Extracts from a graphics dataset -
** Start **

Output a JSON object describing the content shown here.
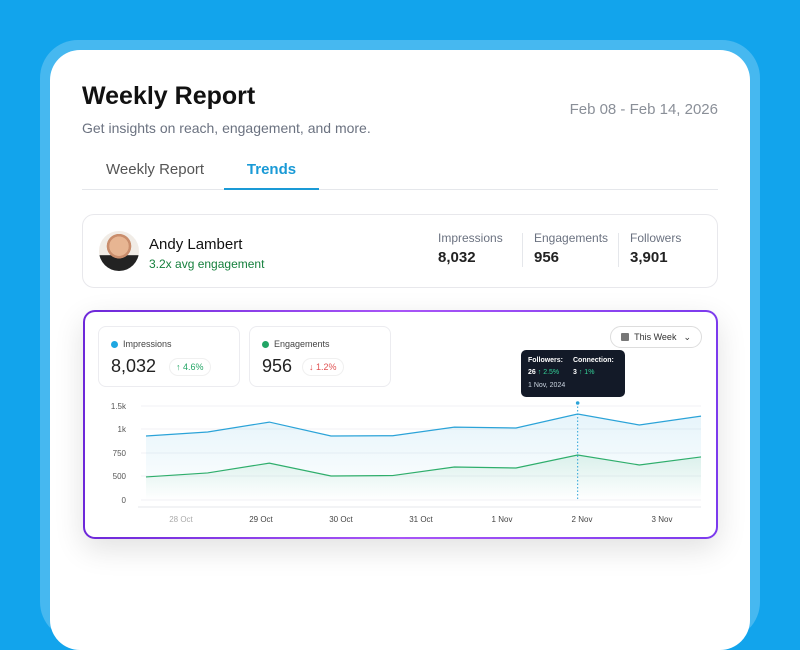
{
  "header": {
    "title": "Weekly Report",
    "subtitle": "Get insights on reach, engagement, and more.",
    "date_range": "Feb 08 - Feb 14, 2026"
  },
  "tabs": [
    {
      "label": "Weekly Report",
      "active": false
    },
    {
      "label": "Trends",
      "active": true
    }
  ],
  "profile": {
    "name": "Andy Lambert",
    "engagement": "3.2x avg engagement",
    "stats": [
      {
        "label": "Impressions",
        "value": "8,032"
      },
      {
        "label": "Engagements",
        "value": "956"
      },
      {
        "label": "Followers",
        "value": "3,901"
      }
    ]
  },
  "metrics": [
    {
      "label": "Impressions",
      "value": "8,032",
      "change": "↑ 4.6%",
      "color": "#1ea7e1",
      "trend": "up"
    },
    {
      "label": "Engagements",
      "value": "956",
      "change": "↓ 1.2%",
      "color": "#22a565",
      "trend": "down"
    }
  ],
  "period_select": {
    "value": "This Week",
    "icon": "calendar-icon"
  },
  "tooltip": {
    "followers_label": "Followers:",
    "followers_value": "26",
    "followers_change": "↑ 2.5%",
    "connection_label": "Connection:",
    "connection_value": "3",
    "connection_change": "↑ 1%",
    "date": "1 Nov, 2024"
  },
  "chart_data": {
    "type": "area",
    "y_ticks": [
      "1.5k",
      "1k",
      "750",
      "500",
      "0"
    ],
    "x_labels": [
      "28 Oct",
      "29 Oct",
      "30 Oct",
      "31 Oct",
      "1 Nov",
      "2 Nov",
      "3 Nov"
    ],
    "series": [
      {
        "values": [
          927,
          969,
          1150,
          927,
          930,
          1040,
          1022,
          1326,
          1087,
          1280
        ],
        "color": "#2ba3d8"
      },
      {
        "values": [
          480,
          533,
          640,
          500,
          505,
          598,
          587,
          728,
          620,
          707
        ],
        "color": "#2fae6c"
      }
    ],
    "highlight_index": 7,
    "grid": true
  }
}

** End **

Quote the records above in full, dropping each picture.

Answer to this problem -
Output a JSON object describing the content shown here.
{
  "header": {
    "title": "Weekly Report",
    "subtitle": "Get insights on reach, engagement, and more.",
    "date_range": "Feb 08 - Feb 14, 2026"
  },
  "tabs": [
    {
      "label": "Weekly Report",
      "active": false
    },
    {
      "label": "Trends",
      "active": true
    }
  ],
  "profile": {
    "name": "Andy Lambert",
    "engagement": "3.2x avg engagement",
    "stats": [
      {
        "label": "Impressions",
        "value": "8,032"
      },
      {
        "label": "Engagements",
        "value": "956"
      },
      {
        "label": "Followers",
        "value": "3,901"
      }
    ]
  },
  "metrics": [
    {
      "label": "Impressions",
      "value": "8,032",
      "change": "↑ 4.6%",
      "color": "#1ea7e1",
      "trend": "up"
    },
    {
      "label": "Engagements",
      "value": "956",
      "change": "↓ 1.2%",
      "color": "#22a565",
      "trend": "down"
    }
  ],
  "period_select": {
    "value": "This Week",
    "icon": "calendar-icon"
  },
  "tooltip": {
    "followers_label": "Followers:",
    "followers_value": "26",
    "followers_change": "↑ 2.5%",
    "connection_label": "Connection:",
    "connection_value": "3",
    "connection_change": "↑ 1%",
    "date": "1 Nov, 2024"
  },
  "chart_data": {
    "type": "area",
    "y_ticks": [
      "1.5k",
      "1k",
      "750",
      "500",
      "0"
    ],
    "x_labels": [
      "28 Oct",
      "29 Oct",
      "30 Oct",
      "31 Oct",
      "1 Nov",
      "2 Nov",
      "3 Nov"
    ],
    "series": [
      {
        "values": [
          927,
          969,
          1150,
          927,
          930,
          1040,
          1022,
          1326,
          1087,
          1280
        ],
        "color": "#2ba3d8"
      },
      {
        "values": [
          480,
          533,
          640,
          500,
          505,
          598,
          587,
          728,
          620,
          707
        ],
        "color": "#2fae6c"
      }
    ],
    "highlight_index": 7,
    "grid": true
  }
}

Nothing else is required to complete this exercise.